Exercise description: Going through the material below, please gather all lines with the word "Education" in them.

:::

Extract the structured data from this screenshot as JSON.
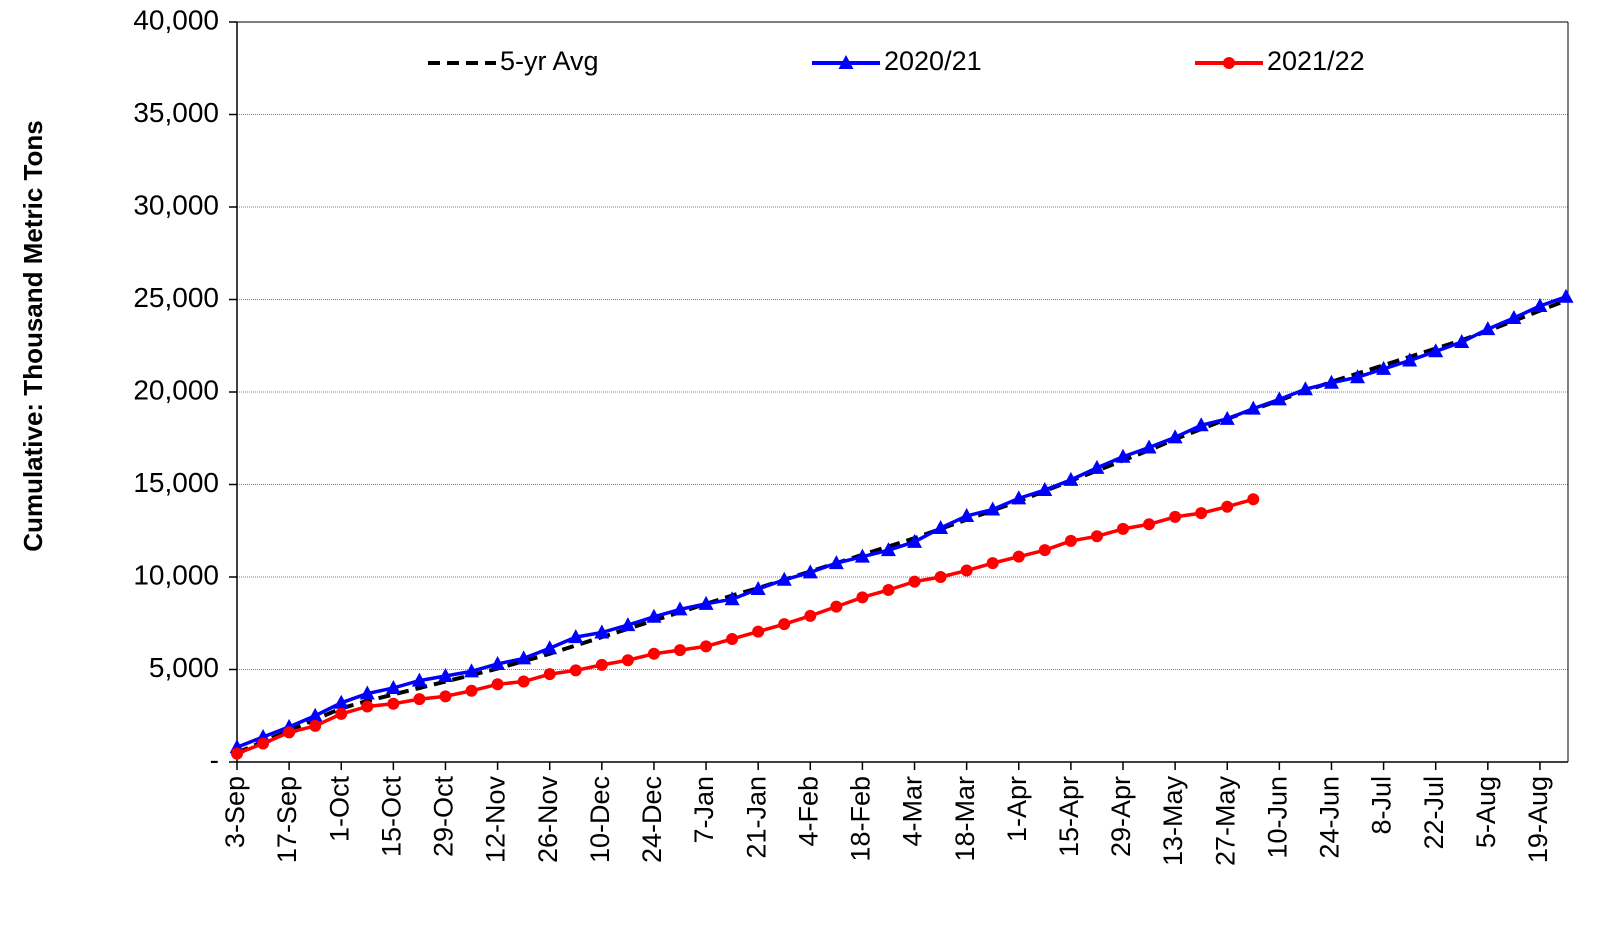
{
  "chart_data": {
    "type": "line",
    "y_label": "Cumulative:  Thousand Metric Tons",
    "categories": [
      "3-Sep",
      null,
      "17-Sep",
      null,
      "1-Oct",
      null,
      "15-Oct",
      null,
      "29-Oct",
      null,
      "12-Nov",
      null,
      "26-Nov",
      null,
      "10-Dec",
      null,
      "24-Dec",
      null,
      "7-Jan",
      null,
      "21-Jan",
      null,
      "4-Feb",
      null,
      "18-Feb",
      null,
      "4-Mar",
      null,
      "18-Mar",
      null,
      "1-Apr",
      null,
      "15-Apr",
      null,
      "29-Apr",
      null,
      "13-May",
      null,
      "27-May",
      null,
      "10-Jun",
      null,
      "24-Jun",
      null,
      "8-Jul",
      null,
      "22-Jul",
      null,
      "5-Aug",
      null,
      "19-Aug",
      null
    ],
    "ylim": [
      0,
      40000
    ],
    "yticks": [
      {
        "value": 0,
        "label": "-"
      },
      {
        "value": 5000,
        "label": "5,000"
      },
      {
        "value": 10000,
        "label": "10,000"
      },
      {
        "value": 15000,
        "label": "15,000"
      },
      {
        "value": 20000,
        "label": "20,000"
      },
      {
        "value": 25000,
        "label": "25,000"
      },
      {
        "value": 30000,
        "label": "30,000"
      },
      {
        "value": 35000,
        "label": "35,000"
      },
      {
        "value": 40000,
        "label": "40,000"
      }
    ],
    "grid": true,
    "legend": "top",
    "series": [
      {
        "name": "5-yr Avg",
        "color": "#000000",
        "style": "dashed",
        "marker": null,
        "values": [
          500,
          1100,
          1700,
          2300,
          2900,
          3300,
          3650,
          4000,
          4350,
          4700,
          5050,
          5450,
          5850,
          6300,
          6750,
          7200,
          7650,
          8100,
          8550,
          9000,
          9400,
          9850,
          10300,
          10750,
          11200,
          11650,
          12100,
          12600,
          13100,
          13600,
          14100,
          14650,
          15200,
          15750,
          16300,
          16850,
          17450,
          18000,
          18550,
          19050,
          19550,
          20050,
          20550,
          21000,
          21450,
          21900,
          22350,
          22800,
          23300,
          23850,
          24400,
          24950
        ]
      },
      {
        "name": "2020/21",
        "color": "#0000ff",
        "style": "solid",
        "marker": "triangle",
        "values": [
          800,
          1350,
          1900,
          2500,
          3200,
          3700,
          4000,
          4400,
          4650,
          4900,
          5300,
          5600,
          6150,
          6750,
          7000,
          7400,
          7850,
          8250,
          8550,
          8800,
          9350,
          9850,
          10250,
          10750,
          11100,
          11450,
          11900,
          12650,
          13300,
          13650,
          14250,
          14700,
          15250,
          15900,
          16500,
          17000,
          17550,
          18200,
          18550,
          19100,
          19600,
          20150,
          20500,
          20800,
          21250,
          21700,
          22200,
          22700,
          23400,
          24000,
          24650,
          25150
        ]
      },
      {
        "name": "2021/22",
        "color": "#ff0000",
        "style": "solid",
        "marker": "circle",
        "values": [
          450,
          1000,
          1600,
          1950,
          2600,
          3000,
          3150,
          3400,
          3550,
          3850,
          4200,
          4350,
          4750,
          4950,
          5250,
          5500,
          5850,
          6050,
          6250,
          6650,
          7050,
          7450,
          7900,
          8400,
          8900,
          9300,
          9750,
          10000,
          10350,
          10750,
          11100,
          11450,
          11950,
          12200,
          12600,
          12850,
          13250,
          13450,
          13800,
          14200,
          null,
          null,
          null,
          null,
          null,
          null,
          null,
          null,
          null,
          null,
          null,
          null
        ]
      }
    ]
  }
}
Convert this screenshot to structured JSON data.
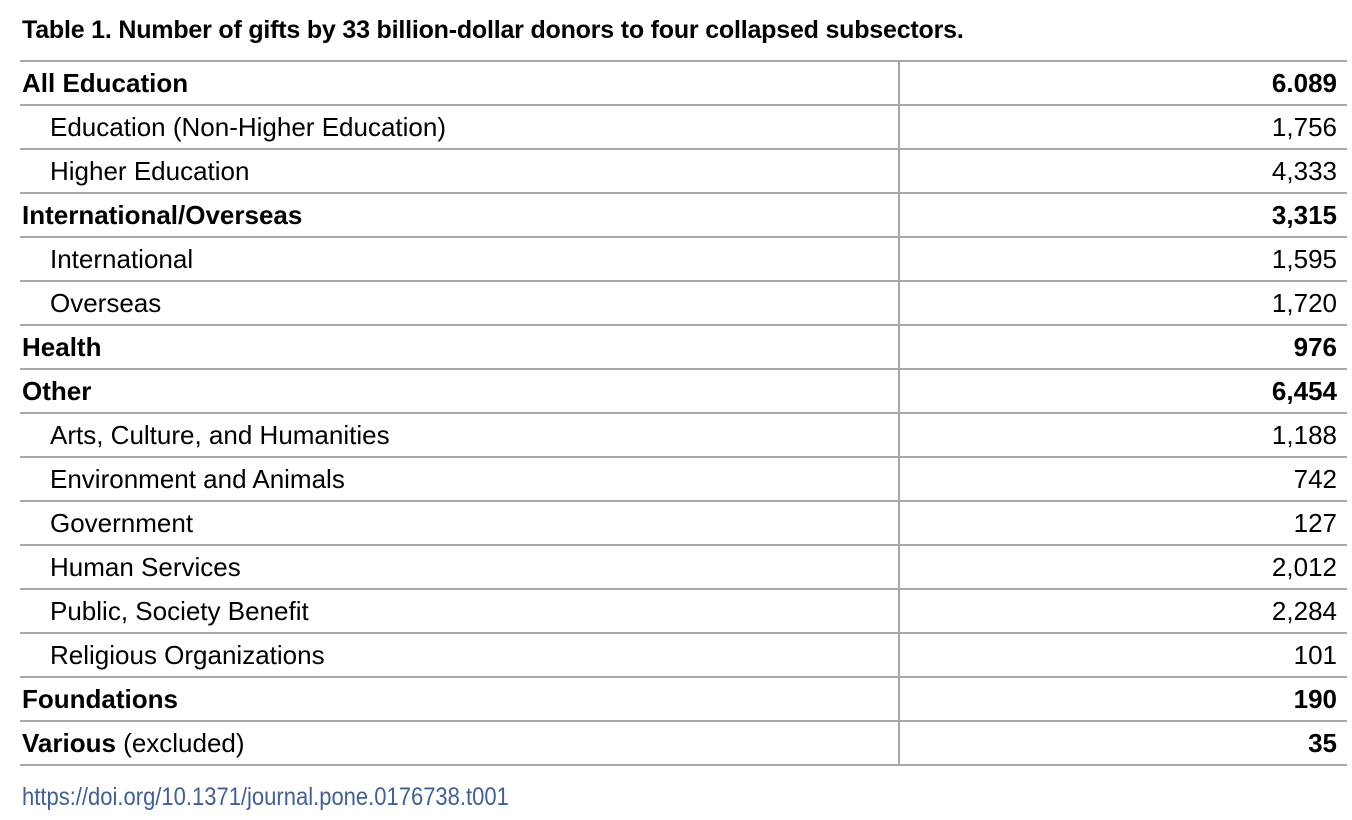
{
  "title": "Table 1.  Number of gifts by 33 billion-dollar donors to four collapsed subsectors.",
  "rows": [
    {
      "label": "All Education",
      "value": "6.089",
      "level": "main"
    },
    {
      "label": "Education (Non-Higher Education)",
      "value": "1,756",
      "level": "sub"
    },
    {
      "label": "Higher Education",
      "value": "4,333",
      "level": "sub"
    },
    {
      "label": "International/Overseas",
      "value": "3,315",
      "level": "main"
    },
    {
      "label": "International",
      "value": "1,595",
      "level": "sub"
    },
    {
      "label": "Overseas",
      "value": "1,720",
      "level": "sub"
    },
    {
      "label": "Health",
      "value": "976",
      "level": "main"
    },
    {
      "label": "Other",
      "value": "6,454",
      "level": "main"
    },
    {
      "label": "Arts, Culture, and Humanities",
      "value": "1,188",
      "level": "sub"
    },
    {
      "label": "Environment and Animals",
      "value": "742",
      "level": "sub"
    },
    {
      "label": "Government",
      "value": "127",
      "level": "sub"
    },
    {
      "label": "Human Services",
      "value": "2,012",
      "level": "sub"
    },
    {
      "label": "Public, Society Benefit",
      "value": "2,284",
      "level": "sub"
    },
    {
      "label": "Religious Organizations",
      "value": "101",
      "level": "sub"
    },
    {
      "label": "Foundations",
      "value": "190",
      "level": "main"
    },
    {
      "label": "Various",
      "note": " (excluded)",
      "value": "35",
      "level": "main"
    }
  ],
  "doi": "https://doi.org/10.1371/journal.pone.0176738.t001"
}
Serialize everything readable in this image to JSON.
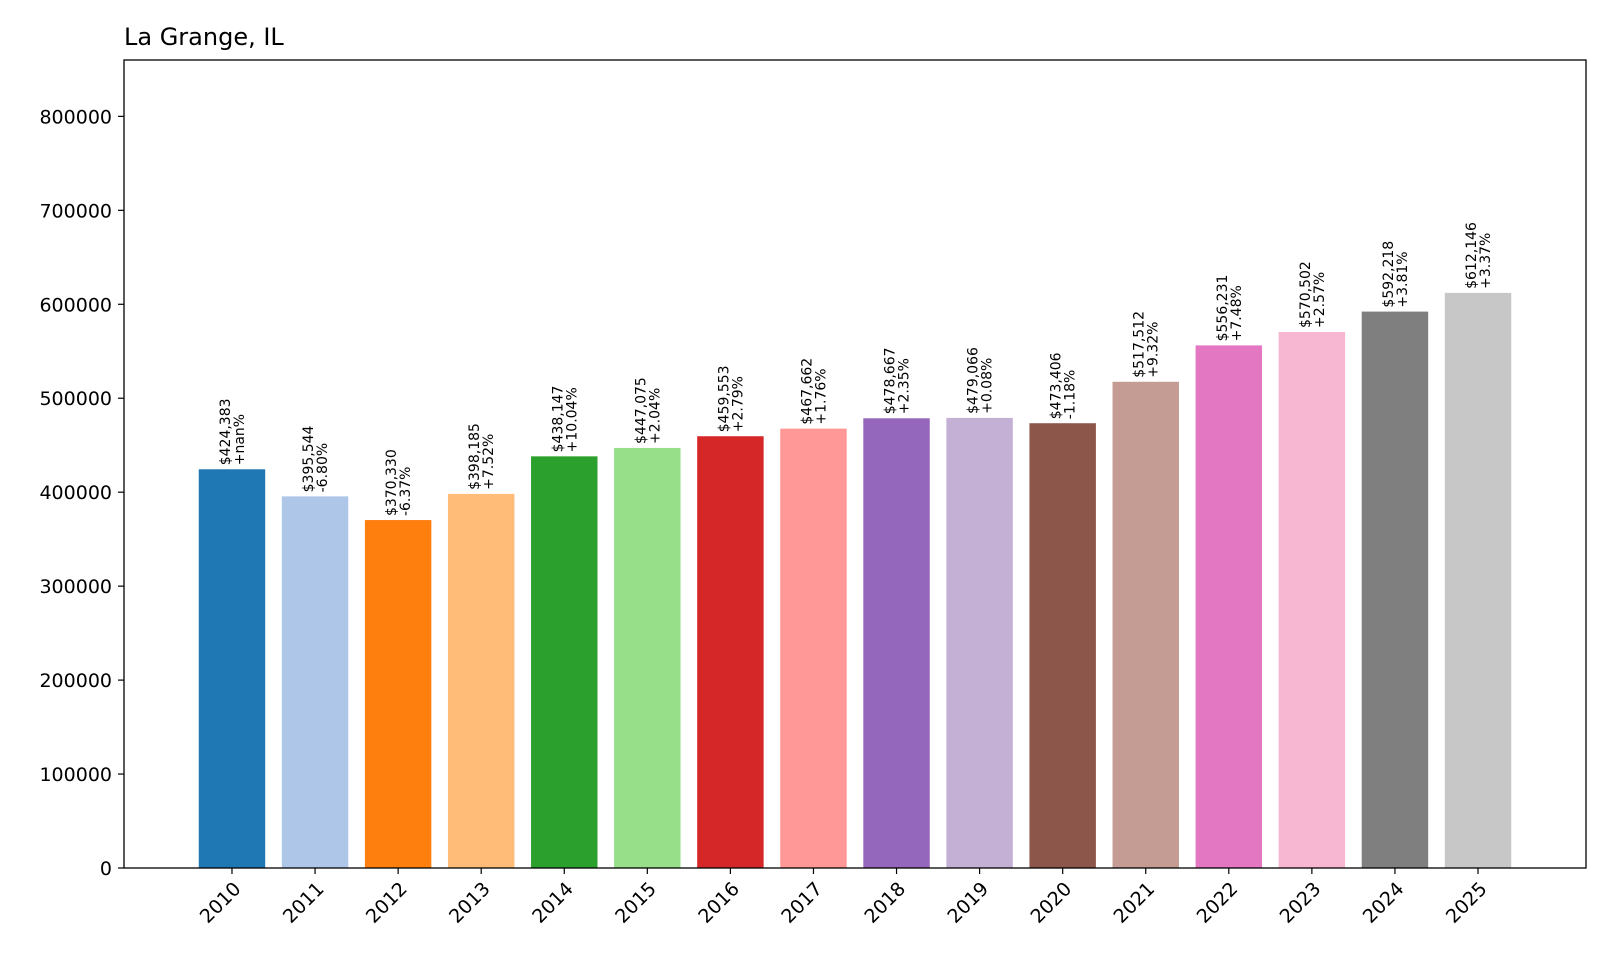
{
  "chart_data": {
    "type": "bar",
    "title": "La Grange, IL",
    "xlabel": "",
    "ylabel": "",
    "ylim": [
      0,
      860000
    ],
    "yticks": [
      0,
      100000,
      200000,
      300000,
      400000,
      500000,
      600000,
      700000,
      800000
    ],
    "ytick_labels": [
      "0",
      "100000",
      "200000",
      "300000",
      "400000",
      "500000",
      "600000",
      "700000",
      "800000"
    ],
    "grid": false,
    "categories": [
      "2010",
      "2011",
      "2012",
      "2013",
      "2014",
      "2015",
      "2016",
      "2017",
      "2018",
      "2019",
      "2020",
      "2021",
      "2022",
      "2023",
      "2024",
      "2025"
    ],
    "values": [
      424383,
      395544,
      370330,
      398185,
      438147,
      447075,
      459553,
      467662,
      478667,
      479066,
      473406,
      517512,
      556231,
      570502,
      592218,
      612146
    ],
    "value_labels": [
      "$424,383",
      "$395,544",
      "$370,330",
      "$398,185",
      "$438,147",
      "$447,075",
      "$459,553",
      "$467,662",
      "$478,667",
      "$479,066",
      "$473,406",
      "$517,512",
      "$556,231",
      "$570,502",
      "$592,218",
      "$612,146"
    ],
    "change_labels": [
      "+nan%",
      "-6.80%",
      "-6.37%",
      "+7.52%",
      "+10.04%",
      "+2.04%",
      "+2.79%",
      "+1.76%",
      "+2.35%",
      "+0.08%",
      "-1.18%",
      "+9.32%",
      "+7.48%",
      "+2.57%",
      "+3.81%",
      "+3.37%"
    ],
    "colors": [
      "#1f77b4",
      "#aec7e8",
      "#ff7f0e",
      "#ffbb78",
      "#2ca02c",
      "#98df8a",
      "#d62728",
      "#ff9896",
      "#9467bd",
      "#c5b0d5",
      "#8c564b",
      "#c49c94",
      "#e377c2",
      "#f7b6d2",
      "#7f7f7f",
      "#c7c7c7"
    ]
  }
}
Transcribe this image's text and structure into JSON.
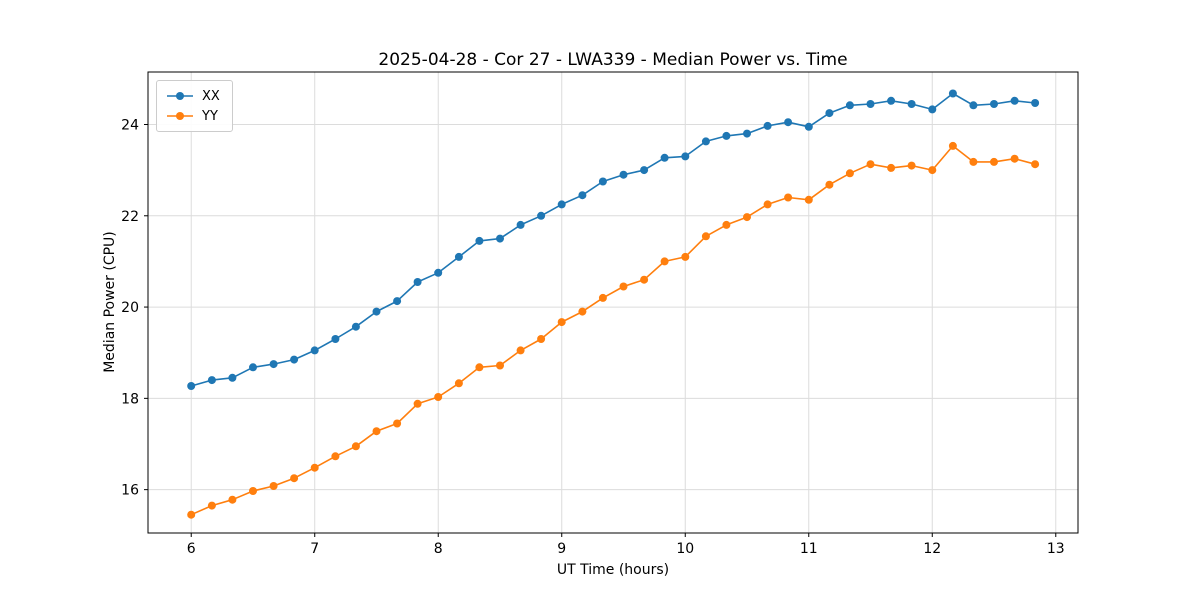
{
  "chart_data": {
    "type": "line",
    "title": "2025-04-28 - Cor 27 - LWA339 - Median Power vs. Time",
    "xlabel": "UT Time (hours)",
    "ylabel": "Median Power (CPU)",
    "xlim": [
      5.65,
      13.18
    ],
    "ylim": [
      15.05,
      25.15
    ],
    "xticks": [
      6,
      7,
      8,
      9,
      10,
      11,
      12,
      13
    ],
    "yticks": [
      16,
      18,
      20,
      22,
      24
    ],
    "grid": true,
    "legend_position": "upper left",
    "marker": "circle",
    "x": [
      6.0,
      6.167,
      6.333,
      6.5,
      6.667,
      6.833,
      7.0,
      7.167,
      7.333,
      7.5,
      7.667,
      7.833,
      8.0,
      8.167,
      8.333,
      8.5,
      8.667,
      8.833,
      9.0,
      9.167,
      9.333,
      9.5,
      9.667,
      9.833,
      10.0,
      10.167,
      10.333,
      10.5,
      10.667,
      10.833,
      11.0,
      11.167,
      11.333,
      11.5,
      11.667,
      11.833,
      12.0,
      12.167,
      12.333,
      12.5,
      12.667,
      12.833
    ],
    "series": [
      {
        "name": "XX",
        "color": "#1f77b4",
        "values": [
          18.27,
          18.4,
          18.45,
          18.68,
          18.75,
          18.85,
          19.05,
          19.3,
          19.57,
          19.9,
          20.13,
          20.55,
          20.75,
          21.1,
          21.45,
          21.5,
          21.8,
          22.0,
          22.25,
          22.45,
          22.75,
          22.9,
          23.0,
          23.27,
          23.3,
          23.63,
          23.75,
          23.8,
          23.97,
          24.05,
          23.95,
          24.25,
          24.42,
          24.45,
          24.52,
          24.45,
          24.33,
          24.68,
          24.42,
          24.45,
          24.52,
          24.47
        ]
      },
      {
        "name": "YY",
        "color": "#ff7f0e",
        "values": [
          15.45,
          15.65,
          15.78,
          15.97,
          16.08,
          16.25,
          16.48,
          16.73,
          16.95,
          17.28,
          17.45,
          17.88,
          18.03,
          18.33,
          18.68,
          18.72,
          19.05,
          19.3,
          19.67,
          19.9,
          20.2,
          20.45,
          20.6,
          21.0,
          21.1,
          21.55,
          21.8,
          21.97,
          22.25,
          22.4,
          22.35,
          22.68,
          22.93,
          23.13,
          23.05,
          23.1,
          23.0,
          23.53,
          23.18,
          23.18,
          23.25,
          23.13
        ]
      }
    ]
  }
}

:::

Full solution:
      "label": "All Education",
      "label": "Education (Non-Higher Education)",
      "label": "Higher Education",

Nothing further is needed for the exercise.